--- start of RECORDS FOR THIS TASK ---

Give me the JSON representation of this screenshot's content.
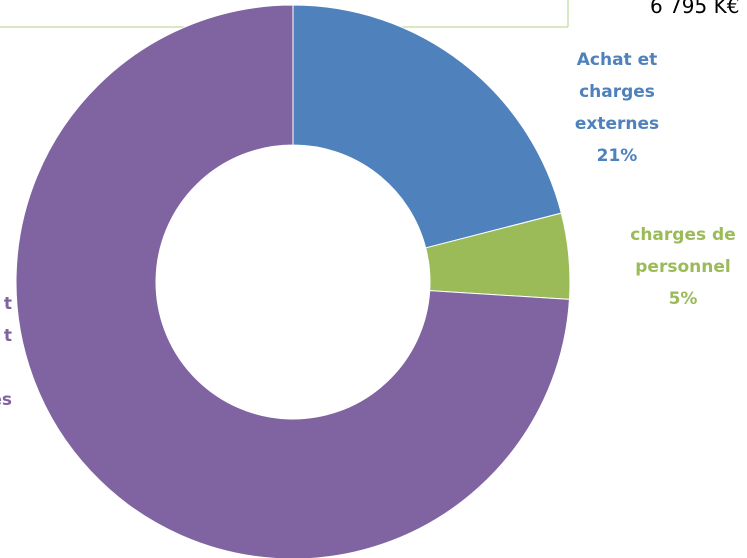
{
  "header_value": "6 795 K€",
  "chart_data": {
    "type": "donut",
    "categories": [
      "Achat et charges externes",
      "charges de personnel",
      null
    ],
    "values": [
      21,
      5,
      74
    ],
    "value_labels": [
      "21%",
      "5%",
      null
    ],
    "colors": [
      "#4f81bd",
      "#9bbb59",
      "#8064a2"
    ],
    "annotations": [
      "t",
      "t",
      "es"
    ]
  }
}
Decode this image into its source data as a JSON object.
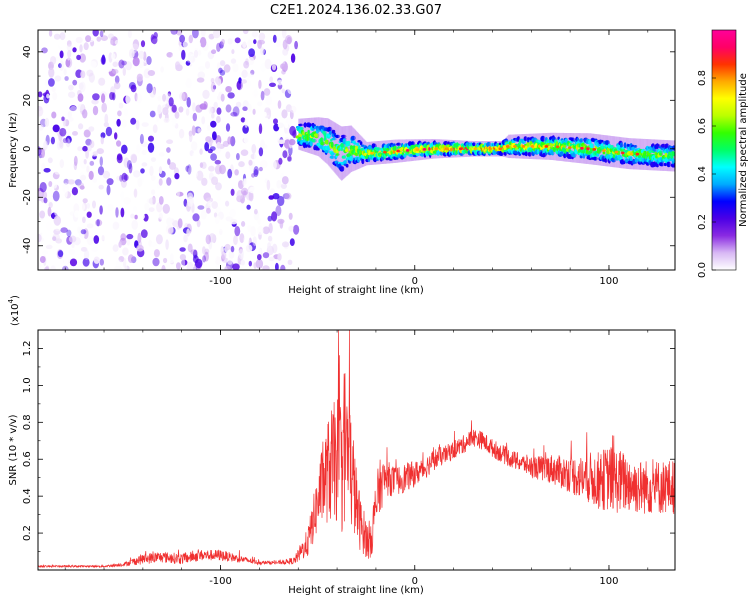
{
  "title": "C2E1.2024.136.02.33.G07",
  "chart_data": [
    {
      "type": "heatmap",
      "xlabel": "Height of straight line (km)",
      "ylabel": "Frequency (Hz)",
      "xlim": [
        -194,
        134
      ],
      "ylim": [
        -50,
        49
      ],
      "xticks": [
        -100,
        0,
        100
      ],
      "yticks": [
        -40,
        -20,
        0,
        20,
        40
      ],
      "grid": false,
      "noise_region": {
        "x_start": -194,
        "x_end": -61,
        "y_range": [
          -50,
          49
        ]
      },
      "signal_band": [
        {
          "x": -60,
          "center": 6,
          "halfwidth": 4,
          "amp": 0.65
        },
        {
          "x": -50,
          "center": 5,
          "halfwidth": 5,
          "amp": 0.5
        },
        {
          "x": -45,
          "center": 3,
          "halfwidth": 6,
          "amp": 0.55
        },
        {
          "x": -38,
          "center": -2,
          "halfwidth": 7,
          "amp": 0.5
        },
        {
          "x": -33,
          "center": 0,
          "halfwidth": 6,
          "amp": 0.55
        },
        {
          "x": -25,
          "center": -2,
          "halfwidth": 3,
          "amp": 0.6
        },
        {
          "x": -10,
          "center": -1,
          "halfwidth": 3,
          "amp": 0.7
        },
        {
          "x": 10,
          "center": 0,
          "halfwidth": 2.5,
          "amp": 0.8
        },
        {
          "x": 30,
          "center": 0,
          "halfwidth": 2,
          "amp": 0.85
        },
        {
          "x": 45,
          "center": 0,
          "halfwidth": 2,
          "amp": 0.8
        },
        {
          "x": 48,
          "center": 1,
          "halfwidth": 3,
          "amp": 0.7
        },
        {
          "x": 70,
          "center": 1,
          "halfwidth": 3.5,
          "amp": 0.65
        },
        {
          "x": 90,
          "center": 0,
          "halfwidth": 4,
          "amp": 0.6
        },
        {
          "x": 110,
          "center": -2,
          "halfwidth": 4,
          "amp": 0.5
        },
        {
          "x": 134,
          "center": -3,
          "halfwidth": 4,
          "amp": 0.45
        }
      ]
    },
    {
      "type": "colorbar",
      "label": "Normalized spectral amplitude",
      "range": [
        0,
        1
      ],
      "ticks": [
        "0.0",
        "0.2",
        "0.4",
        "0.6",
        "0.8"
      ],
      "colors": [
        "#ffffff",
        "#d8b8f4",
        "#8a2be2",
        "#4b00e6",
        "#0000ff",
        "#00aaff",
        "#00ffff",
        "#00ff66",
        "#33ff00",
        "#bbff00",
        "#ffff00",
        "#ffaa00",
        "#ff3300",
        "#ff0066",
        "#ff0099"
      ]
    },
    {
      "type": "line",
      "xlabel": "Height of straight line (km)",
      "ylabel": "SNR (10 * v/v)",
      "scale_label_pre": "(x10",
      "scale_label_exp": "4",
      "scale_label_post": ")",
      "xlim": [
        -194,
        134
      ],
      "ylim": [
        0,
        1.3
      ],
      "xticks": [
        -100,
        0,
        100
      ],
      "yticks": [
        0.2,
        0.4,
        0.6,
        0.8,
        1.0,
        1.2
      ],
      "color": "#f03030",
      "x": [
        -194,
        -180,
        -160,
        -150,
        -140,
        -130,
        -120,
        -110,
        -100,
        -90,
        -80,
        -70,
        -62,
        -55,
        -48,
        -44,
        -40,
        -38,
        -36,
        -34,
        -32,
        -30,
        -28,
        -26,
        -24,
        -22,
        -20,
        -18,
        -15,
        -10,
        -5,
        0,
        5,
        10,
        15,
        20,
        25,
        30,
        35,
        40,
        45,
        50,
        55,
        60,
        65,
        70,
        75,
        80,
        85,
        90,
        95,
        100,
        105,
        110,
        115,
        120,
        125,
        130,
        134
      ],
      "y": [
        0.02,
        0.02,
        0.02,
        0.03,
        0.06,
        0.07,
        0.06,
        0.08,
        0.08,
        0.06,
        0.04,
        0.04,
        0.05,
        0.15,
        0.45,
        0.55,
        0.6,
        0.55,
        0.7,
        0.6,
        0.5,
        0.35,
        0.25,
        0.2,
        0.15,
        0.2,
        0.35,
        0.45,
        0.5,
        0.48,
        0.5,
        0.52,
        0.55,
        0.6,
        0.62,
        0.65,
        0.68,
        0.72,
        0.7,
        0.66,
        0.63,
        0.6,
        0.58,
        0.56,
        0.55,
        0.55,
        0.53,
        0.52,
        0.5,
        0.5,
        0.48,
        0.5,
        0.48,
        0.47,
        0.45,
        0.45,
        0.45,
        0.45,
        0.45
      ],
      "noise": [
        0.005,
        0.005,
        0.005,
        0.01,
        0.03,
        0.03,
        0.03,
        0.03,
        0.03,
        0.02,
        0.01,
        0.01,
        0.02,
        0.08,
        0.2,
        0.3,
        0.35,
        0.4,
        0.45,
        0.4,
        0.3,
        0.2,
        0.15,
        0.12,
        0.1,
        0.12,
        0.15,
        0.15,
        0.1,
        0.08,
        0.08,
        0.07,
        0.06,
        0.06,
        0.05,
        0.05,
        0.05,
        0.05,
        0.05,
        0.05,
        0.05,
        0.05,
        0.05,
        0.06,
        0.07,
        0.08,
        0.09,
        0.1,
        0.12,
        0.14,
        0.16,
        0.18,
        0.18,
        0.16,
        0.15,
        0.15,
        0.15,
        0.15,
        0.15
      ]
    }
  ]
}
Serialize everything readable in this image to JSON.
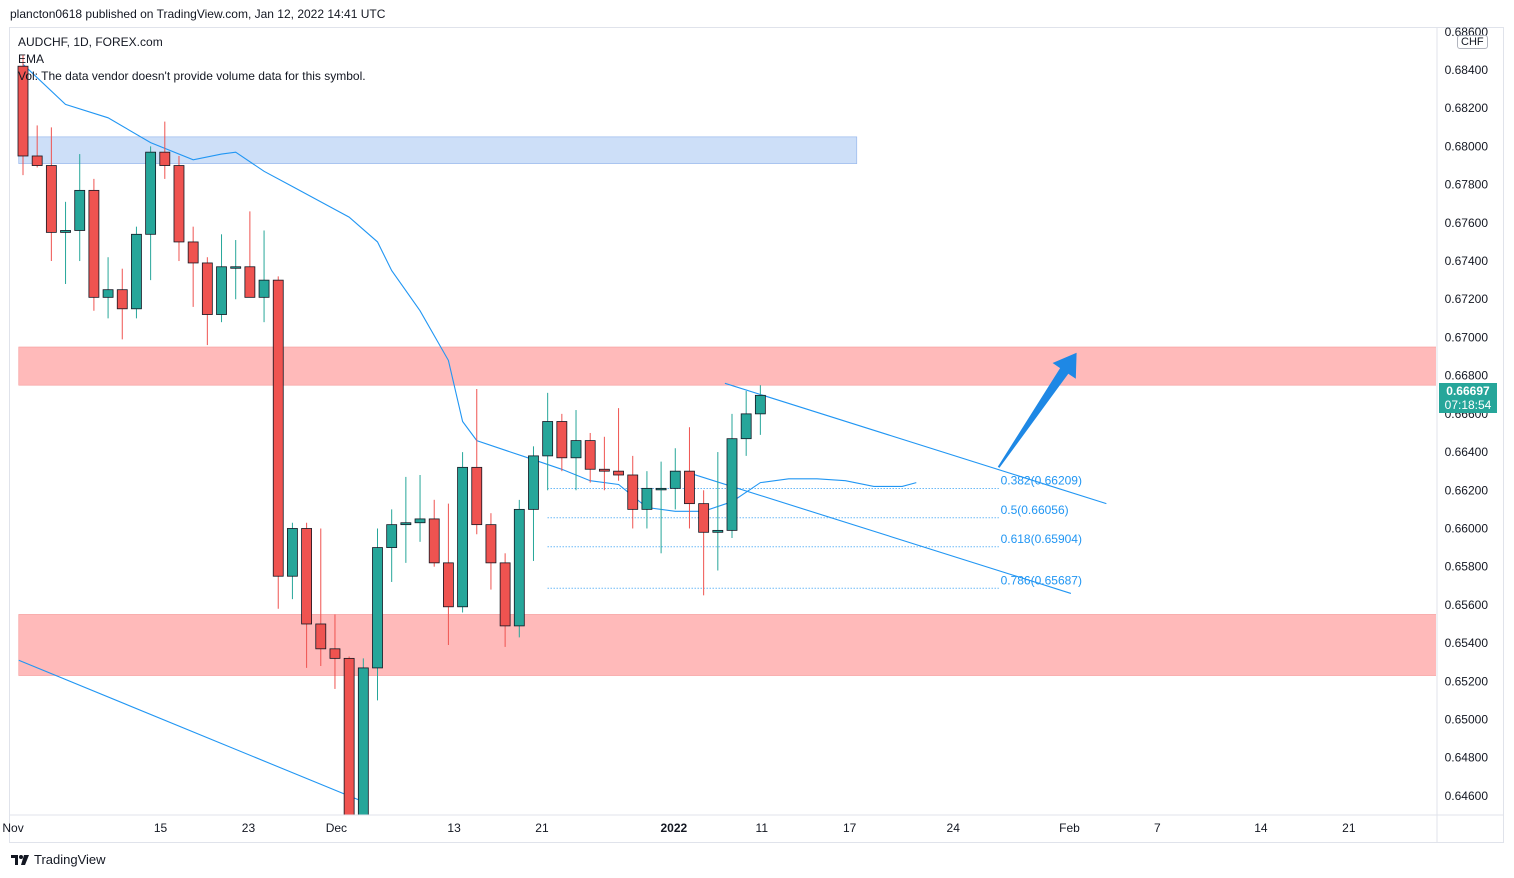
{
  "header": {
    "publisher_line": "plancton0618 published on TradingView.com, Jan 12, 2022 14:41 UTC"
  },
  "legend": {
    "symbol_line": "AUDCHF, 1D, FOREX.com",
    "indicator": "EMA",
    "volume_note": "Vol: The data vendor doesn't provide volume data for this symbol."
  },
  "price_label": {
    "price": "0.66697",
    "countdown": "07:18:54",
    "currency": "CHF"
  },
  "footer": {
    "brand": "TradingView"
  },
  "colors": {
    "up": "#26a69a",
    "down": "#ef5350",
    "ema": "#2196f3",
    "supply_zone": "#ffb3b3",
    "demand_zone": "#c4d9f7",
    "fib": "#2196f3",
    "arrow": "#1e88e5"
  },
  "chart_data": {
    "type": "candlestick",
    "title": "AUDCHF, 1D, FOREX.com",
    "ylim": [
      0.645,
      0.6862
    ],
    "y_ticks": [
      "0.68600",
      "0.68400",
      "0.68200",
      "0.68000",
      "0.67800",
      "0.67600",
      "0.67400",
      "0.67200",
      "0.67000",
      "0.66800",
      "0.66600",
      "0.66400",
      "0.66200",
      "0.66000",
      "0.65800",
      "0.65600",
      "0.65400",
      "0.65200",
      "0.65000",
      "0.64800",
      "0.64600"
    ],
    "x_ticks": [
      {
        "label": "Nov",
        "bar": -0.7
      },
      {
        "label": "15",
        "bar": 9.7
      },
      {
        "label": "23",
        "bar": 15.9
      },
      {
        "label": "Dec",
        "bar": 22.1
      },
      {
        "label": "13",
        "bar": 30.4
      },
      {
        "label": "21",
        "bar": 36.6
      },
      {
        "label": "2022",
        "bar": 45.9
      },
      {
        "label": "11",
        "bar": 52.1
      },
      {
        "label": "17",
        "bar": 58.3
      },
      {
        "label": "24",
        "bar": 65.6
      },
      {
        "label": "Feb",
        "bar": 73.8
      },
      {
        "label": "7",
        "bar": 80.0
      },
      {
        "label": "14",
        "bar": 87.3
      },
      {
        "label": "21",
        "bar": 93.5
      }
    ],
    "candles": [
      [
        0.6842,
        0.6848,
        0.6785,
        0.6795
      ],
      [
        0.6795,
        0.6811,
        0.6789,
        0.679
      ],
      [
        0.679,
        0.681,
        0.674,
        0.6755
      ],
      [
        0.6755,
        0.6771,
        0.6728,
        0.6756
      ],
      [
        0.6756,
        0.6796,
        0.674,
        0.6777
      ],
      [
        0.6777,
        0.6783,
        0.6714,
        0.6721
      ],
      [
        0.6721,
        0.6742,
        0.671,
        0.6725
      ],
      [
        0.6725,
        0.6736,
        0.6699,
        0.6715
      ],
      [
        0.6715,
        0.6758,
        0.671,
        0.6754
      ],
      [
        0.6754,
        0.68,
        0.673,
        0.6797
      ],
      [
        0.6797,
        0.6813,
        0.6783,
        0.679
      ],
      [
        0.679,
        0.6795,
        0.674,
        0.675
      ],
      [
        0.675,
        0.6758,
        0.6716,
        0.6739
      ],
      [
        0.6739,
        0.6742,
        0.6696,
        0.6712
      ],
      [
        0.6712,
        0.6754,
        0.6708,
        0.6737
      ],
      [
        0.6737,
        0.6751,
        0.672,
        0.6737
      ],
      [
        0.6737,
        0.6766,
        0.6721,
        0.6721
      ],
      [
        0.6721,
        0.6756,
        0.6708,
        0.673
      ],
      [
        0.673,
        0.6732,
        0.6558,
        0.6575
      ],
      [
        0.6575,
        0.6603,
        0.6563,
        0.66
      ],
      [
        0.66,
        0.6603,
        0.6527,
        0.655
      ],
      [
        0.655,
        0.66,
        0.6528,
        0.6537
      ],
      [
        0.6537,
        0.6555,
        0.6516,
        0.6532
      ],
      [
        0.6532,
        0.6533,
        0.645,
        0.645
      ],
      [
        0.645,
        0.6532,
        0.645,
        0.6527
      ],
      [
        0.6527,
        0.66,
        0.651,
        0.659
      ],
      [
        0.659,
        0.661,
        0.6572,
        0.6602
      ],
      [
        0.6602,
        0.6627,
        0.6582,
        0.6603
      ],
      [
        0.6603,
        0.6628,
        0.6593,
        0.6605
      ],
      [
        0.6605,
        0.6615,
        0.658,
        0.6582
      ],
      [
        0.6582,
        0.6613,
        0.6539,
        0.6559
      ],
      [
        0.6559,
        0.664,
        0.6556,
        0.6632
      ],
      [
        0.6632,
        0.6673,
        0.6597,
        0.6602
      ],
      [
        0.6602,
        0.6608,
        0.6568,
        0.6582
      ],
      [
        0.6582,
        0.6587,
        0.6538,
        0.6549
      ],
      [
        0.6549,
        0.6615,
        0.6543,
        0.661
      ],
      [
        0.661,
        0.6643,
        0.6583,
        0.6638
      ],
      [
        0.6638,
        0.6671,
        0.662,
        0.6656
      ],
      [
        0.6656,
        0.666,
        0.663,
        0.6637
      ],
      [
        0.6637,
        0.6662,
        0.662,
        0.6646
      ],
      [
        0.6646,
        0.665,
        0.6624,
        0.6631
      ],
      [
        0.6631,
        0.6648,
        0.662,
        0.663
      ],
      [
        0.663,
        0.6663,
        0.6625,
        0.6628
      ],
      [
        0.6628,
        0.6638,
        0.66,
        0.661
      ],
      [
        0.661,
        0.663,
        0.66,
        0.6621
      ],
      [
        0.6621,
        0.6635,
        0.6587,
        0.6621
      ],
      [
        0.6621,
        0.6642,
        0.661,
        0.663
      ],
      [
        0.663,
        0.6653,
        0.66,
        0.6613
      ],
      [
        0.6613,
        0.662,
        0.6565,
        0.6598
      ],
      [
        0.6598,
        0.664,
        0.6578,
        0.6599
      ],
      [
        0.6599,
        0.666,
        0.6595,
        0.6647
      ],
      [
        0.6647,
        0.6672,
        0.6638,
        0.666
      ],
      [
        0.666,
        0.6675,
        0.6649,
        0.66697
      ]
    ],
    "ema": [
      [
        0,
        0.6843
      ],
      [
        3,
        0.6822
      ],
      [
        6,
        0.6815
      ],
      [
        9,
        0.6802
      ],
      [
        12,
        0.6793
      ],
      [
        14,
        0.6796
      ],
      [
        15,
        0.6797
      ],
      [
        17,
        0.6787
      ],
      [
        19,
        0.6779
      ],
      [
        22,
        0.6767
      ],
      [
        23,
        0.6763
      ],
      [
        25,
        0.675
      ],
      [
        26,
        0.6735
      ],
      [
        28,
        0.6714
      ],
      [
        30,
        0.6688
      ],
      [
        31,
        0.6656
      ],
      [
        32,
        0.6646
      ],
      [
        34,
        0.6641
      ],
      [
        36,
        0.6636
      ],
      [
        38,
        0.6631
      ],
      [
        40,
        0.6625
      ],
      [
        42,
        0.6623
      ],
      [
        44,
        0.6611
      ],
      [
        46,
        0.6609
      ],
      [
        48,
        0.6609
      ],
      [
        50,
        0.6614
      ],
      [
        52,
        0.6624
      ],
      [
        54,
        0.6626
      ],
      [
        56,
        0.6626
      ],
      [
        58,
        0.6625
      ],
      [
        60,
        0.6622
      ],
      [
        62,
        0.6622
      ],
      [
        63,
        0.6624
      ]
    ],
    "zones": [
      {
        "name": "upper-demand-zone",
        "type": "demand",
        "from": 0.6791,
        "to": 0.6805,
        "bar_start": -0.3,
        "bar_end": 58.8
      },
      {
        "name": "supply-zone-middle",
        "type": "supply",
        "from": 0.6675,
        "to": 0.6695,
        "bar_start": -0.3,
        "bar_end": 112.3
      },
      {
        "name": "support-zone-lower",
        "type": "supply",
        "from": 0.6523,
        "to": 0.6555,
        "bar_start": -0.3,
        "bar_end": 128.1
      }
    ],
    "fibonacci": [
      {
        "label": "0.382(0.66209)",
        "value": 0.66209
      },
      {
        "label": "0.5(0.66056)",
        "value": 0.66056
      },
      {
        "label": "0.618(0.65904)",
        "value": 0.65904
      },
      {
        "label": "0.786(0.65687)",
        "value": 0.65687
      }
    ],
    "trendlines": [
      {
        "name": "channel-upper-line",
        "from": [
          49.5,
          0.6676
        ],
        "to": [
          76.4,
          0.6613
        ]
      },
      {
        "name": "channel-lower-line",
        "from": [
          47.0,
          0.6629
        ],
        "to": [
          73.9,
          0.6566
        ]
      },
      {
        "name": "long-downtrend-line",
        "from": [
          -0.3,
          0.6531
        ],
        "to": [
          24.3,
          0.6456
        ]
      }
    ],
    "projection_arrow": {
      "from": [
        68.8,
        0.6632
      ],
      "to": [
        74.3,
        0.6692
      ]
    }
  }
}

--- end of RECORDS FOR THIS TASK ---

** WHAT THE EXERCISE ASKS **
Using the listing above, show each line holding the string "lower".

** COMPLETED TASK **
        "name": "support-zone-lower",
        "name": "channel-lower-line",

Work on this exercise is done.